(Layout element entries)
== == ==
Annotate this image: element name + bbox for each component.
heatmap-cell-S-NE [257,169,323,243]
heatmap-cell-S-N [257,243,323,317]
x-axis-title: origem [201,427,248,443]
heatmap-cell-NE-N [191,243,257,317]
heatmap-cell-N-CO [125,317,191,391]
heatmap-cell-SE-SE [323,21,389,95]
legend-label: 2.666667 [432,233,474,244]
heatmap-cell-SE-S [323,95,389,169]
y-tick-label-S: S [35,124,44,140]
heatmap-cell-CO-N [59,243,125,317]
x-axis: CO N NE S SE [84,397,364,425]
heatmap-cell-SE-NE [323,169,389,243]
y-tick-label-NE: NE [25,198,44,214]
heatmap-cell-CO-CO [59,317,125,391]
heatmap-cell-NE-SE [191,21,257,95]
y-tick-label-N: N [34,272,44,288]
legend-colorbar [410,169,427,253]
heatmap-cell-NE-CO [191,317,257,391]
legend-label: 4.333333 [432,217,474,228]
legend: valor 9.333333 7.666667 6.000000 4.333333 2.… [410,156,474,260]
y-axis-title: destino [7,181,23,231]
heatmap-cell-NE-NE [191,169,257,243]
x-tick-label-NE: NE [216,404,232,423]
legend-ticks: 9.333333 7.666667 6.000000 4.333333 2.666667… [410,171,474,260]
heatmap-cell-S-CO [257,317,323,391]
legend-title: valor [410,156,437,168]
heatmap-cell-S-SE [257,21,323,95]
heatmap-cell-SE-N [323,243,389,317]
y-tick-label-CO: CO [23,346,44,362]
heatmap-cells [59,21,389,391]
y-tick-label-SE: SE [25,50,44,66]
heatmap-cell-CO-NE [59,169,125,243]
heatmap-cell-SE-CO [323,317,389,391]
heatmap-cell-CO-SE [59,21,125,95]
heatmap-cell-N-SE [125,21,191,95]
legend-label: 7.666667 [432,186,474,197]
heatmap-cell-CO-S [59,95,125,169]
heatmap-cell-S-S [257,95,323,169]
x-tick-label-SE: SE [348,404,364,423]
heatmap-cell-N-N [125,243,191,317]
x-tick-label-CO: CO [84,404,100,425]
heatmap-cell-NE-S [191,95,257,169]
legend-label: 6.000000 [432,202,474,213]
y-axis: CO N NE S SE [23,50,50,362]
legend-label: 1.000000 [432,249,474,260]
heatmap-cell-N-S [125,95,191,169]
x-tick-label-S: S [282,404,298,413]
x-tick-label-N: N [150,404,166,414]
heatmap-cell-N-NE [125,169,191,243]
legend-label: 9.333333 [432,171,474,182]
== == ==
WHAT IS EXPECTED: Rewrite every line of the records above as a Markdown table with the columns "Row" and "Entry", numbering each row and omitting blank lines.

RESPONSE:
| Row | Entry |
|---|---|
| 1 | Annotate this image: element name + bbox for each component. |
| 2 | heatmap-cell-S-NE [257,169,323,243] |
| 3 | heatmap-cell-S-N [257,243,323,317] |
| 4 | x-axis-title: origem [201,427,248,443] |
| 5 | heatmap-cell-NE-N [191,243,257,317] |
| 6 | heatmap-cell-N-CO [125,317,191,391] |
| 7 | heatmap-cell-SE-SE [323,21,389,95] |
| 8 | legend-label: 2.666667 [432,233,474,244] |
| 9 | heatmap-cell-SE-S [323,95,389,169] |
| 10 | y-tick-label-S: S [35,124,44,140] |
| 11 | heatmap-cell-CO-N [59,243,125,317] |
| 12 | x-axis: CO N NE S SE [84,397,364,425] |
| 13 | heatmap-cell-SE-NE [323,169,389,243] |
| 14 | y-tick-label-NE: NE [25,198,44,214] |
| 15 | heatmap-cell-CO-CO [59,317,125,391] |
| 16 | heatmap-cell-NE-SE [191,21,257,95] |
| 17 | y-tick-label-N: N [34,272,44,288] |
| 18 | legend-colorbar [410,169,427,253] |
| 19 | heatmap-cell-NE-CO [191,317,257,391] |
| 20 | legend-label: 4.333333 [432,217,474,228] |
| 21 | legend: valor 9.333333 7.666667 6.000000 4.333333 2.… [410,156,474,260] |
| 22 | y-axis-title: destino [7,181,23,231] |
| 23 | heatmap-cell-NE-NE [191,169,257,243] |
| 24 | x-tick-label-NE: NE [216,404,232,423] |
| 25 | legend-ticks: 9.333333 7.666667 6.000000 4.333333 2.666667… [410,171,474,260] |
| 26 | heatmap-cell-S-CO [257,317,323,391] |
| 27 | legend-title: valor [410,156,437,168] |
| 28 | heatmap-cell-S-SE [257,21,323,95] |
| 29 | heatmap-cell-SE-N [323,243,389,317] |
| 30 | y-tick-label-CO: CO [23,346,44,362] |
| 31 | heatmap-cells [59,21,389,391] |
| 32 | y-tick-label-SE: SE [25,50,44,66] |
| 33 | heatmap-cell-CO-NE [59,169,125,243] |
| 34 | heatmap-cell-SE-CO [323,317,389,391] |
| 35 | heatmap-cell-CO-SE [59,21,125,95] |
| 36 | heatmap-cell-N-SE [125,21,191,95] |
| 37 | legend-label: 7.666667 [432,186,474,197] |
| 38 | heatmap-cell-CO-S [59,95,125,169] |
| 39 | heatmap-cell-S-S [257,95,323,169] |
| 40 | x-tick-label-SE: SE [348,404,364,423] |
| 41 | heatmap-cell-N-N [125,243,191,317] |
| 42 | x-tick-label-CO: CO [84,404,100,425] |
| 43 | heatmap-cell-NE-S [191,95,257,169] |
| 44 | legend-label: 6.000000 [432,202,474,213] |
| 45 | y-axis: CO N NE S SE [23,50,50,362] |
| 46 | legend-label: 1.000000 [432,249,474,260] |
| 47 | heatmap-cell-N-S [125,95,191,169] |
| 48 | x-tick-label-S: S [282,404,298,413] |
| 49 | x-tick-label-N: N [150,404,166,414] |
| 50 | heatmap-cell-N-NE [125,169,191,243] |
| 51 | legend-label: 9.333333 [432,171,474,182] |